*Text section*

/---

Date: Wednesday 4 March 2020
Time: 18:00 -19:30
Speaker: Laura Diaz Anadon
Talk Title: 'The role of government policy to incentivise technology innovation to meet the climate change challenge'
LocationRamsden Room, St Catharine's College

The seminar series is supported by the Cambridge Journal of Economics and the Economics and Policy Group at the Cambridge Judge Business School.

Speaker:
Laura Diaz Anadon is Professor of Climate Change Policy at the University of Cambridge. She joined the Centre for Environment, Energy and Natural Resource Governance (C-EENRG) at the Department of Land Economy in September 2017 after a year in the Department in Politics and International Studies and three years as an Assistant Professor of Public Policy at the Harvard Kennedy School of Government. Professor Anadon is a lead author of the Intergovernmental Panel on Climate Change (IPCC) Working Group on Climate Mitigation. She was selected as a member of the Innovation Caucus to advise INNOVATE UK, and has engaged with policymakers throughout the world. She has also contributed to UN, IEA, EU, World Bank and OECD reports. The recipient of many awards and scholarships, including the Fundacion Banco Sabadell Award for the Best Spanish Economics researcher under 40 in 2018. Professor Anadon sits on various editorial boards, including the Nature Energy.

\---

*Directions*
Rewrite the seminar notice starting at "Date: Wednesday 4 March" and ending at "Judge Business School.", changing "seminar series" to "lecture series".

*Raw data*

/---

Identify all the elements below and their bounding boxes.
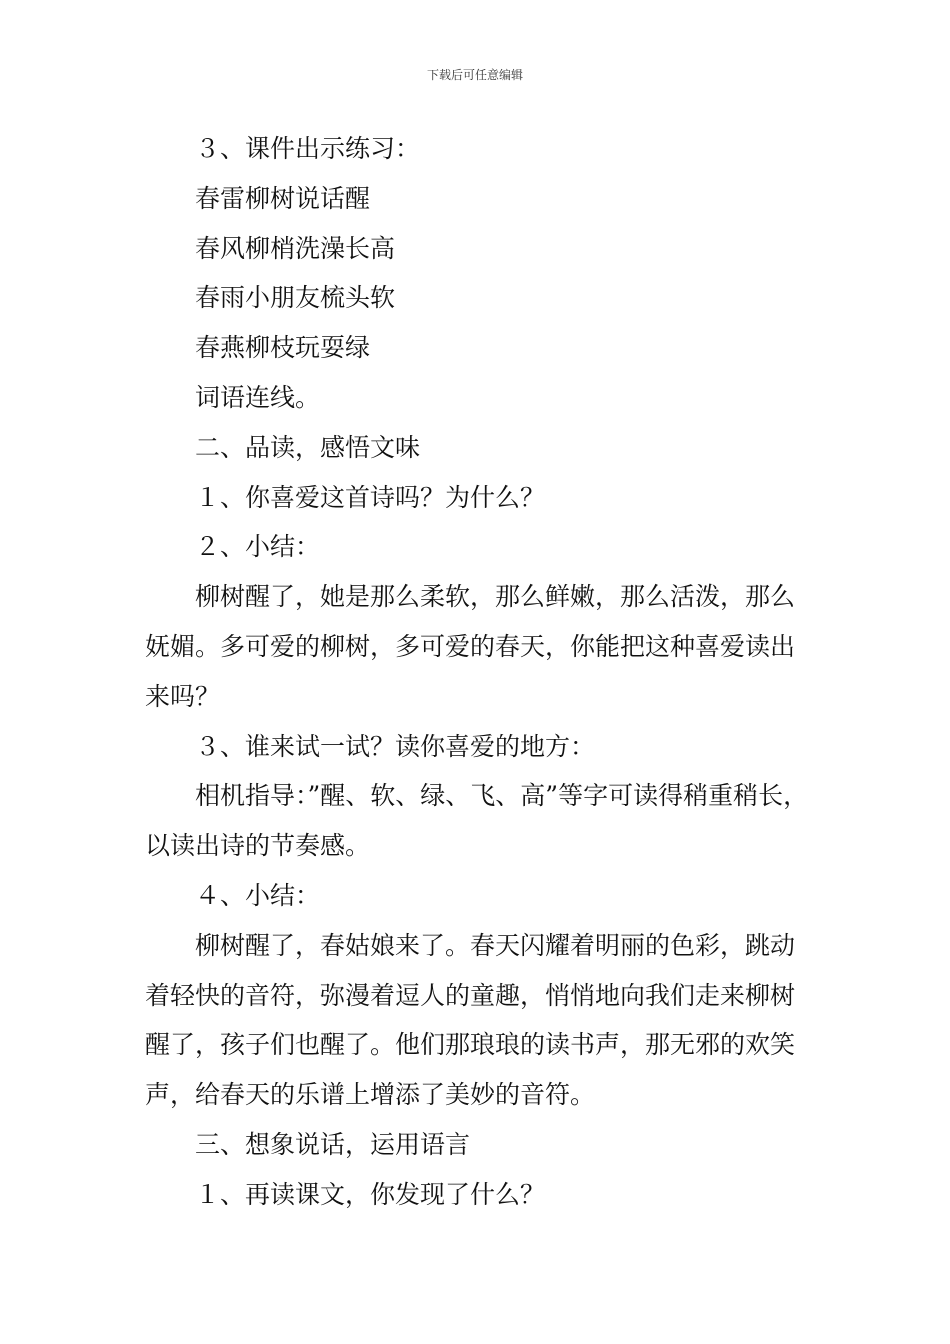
document-body bbox=[145, 124, 810, 1220]
paragraph: ３、谁来试一试？读你喜爱的地方： bbox=[195, 731, 596, 761]
paragraph: ２、小结： bbox=[195, 532, 321, 562]
paragraph: 春雨小朋友梳头软 bbox=[195, 283, 396, 313]
paragraph: １、你喜爱这首诗吗？为什么？ bbox=[195, 482, 546, 512]
paragraph: 春燕柳枝玩耍绿 bbox=[195, 333, 371, 363]
paragraph: ４、小结： bbox=[195, 880, 321, 910]
paragraph: 春雷柳树说话醒 bbox=[195, 183, 371, 213]
page-header: 下载后可任意编辑 bbox=[426, 68, 523, 82]
paragraph: 春风柳梢洗澡长高 bbox=[195, 233, 396, 263]
paragraph: １、再读课文，你发现了什么？ bbox=[195, 1179, 546, 1209]
paragraph: ３、课件出示练习： bbox=[195, 134, 421, 163]
paragraph: 柳树醒了，春姑娘来了。春天闪耀着明丽的色彩，跳动着轻快的音符，弥漫着逗人的童趣，悄悄地向我们走来柳树醒了，孩子们也醒了。他们那琅琅的读书声，那无邪的欢笑声，给春天的乐谱上增添了美妙的音符。 bbox=[145, 930, 796, 1110]
paragraph: 柳树醒了，她是那么柔软，那么鲜嫩，那么活泼，那么妩媚。多可爱的柳树，多可爱的春天，你能把这种喜爱读出来吗？ bbox=[145, 582, 796, 711]
paragraph: 词语连线。 bbox=[195, 382, 321, 412]
section-heading: 二、品读，感悟文味 bbox=[195, 432, 421, 462]
section-heading: 三、想象说话，运用语言 bbox=[195, 1129, 471, 1159]
paragraph: 相机指导：”醒、软、绿、飞、高”等字可读得稍重稍长，以读出诗的节奏感。 bbox=[145, 781, 809, 861]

\---

*Task solution*
Date: Wednesday 4 March 2020
Time: 18:00 -19:30
Speaker: Laura Diaz Anadon
Talk Title: 'The role of government policy to incentivise technology innovation to meet the climate change challenge'
LocationRamsden Room, St Catharine's College

The lecture series is supported by the Cambridge Journal of Economics and the Economics and Policy Group at the Cambridge Judge Business School.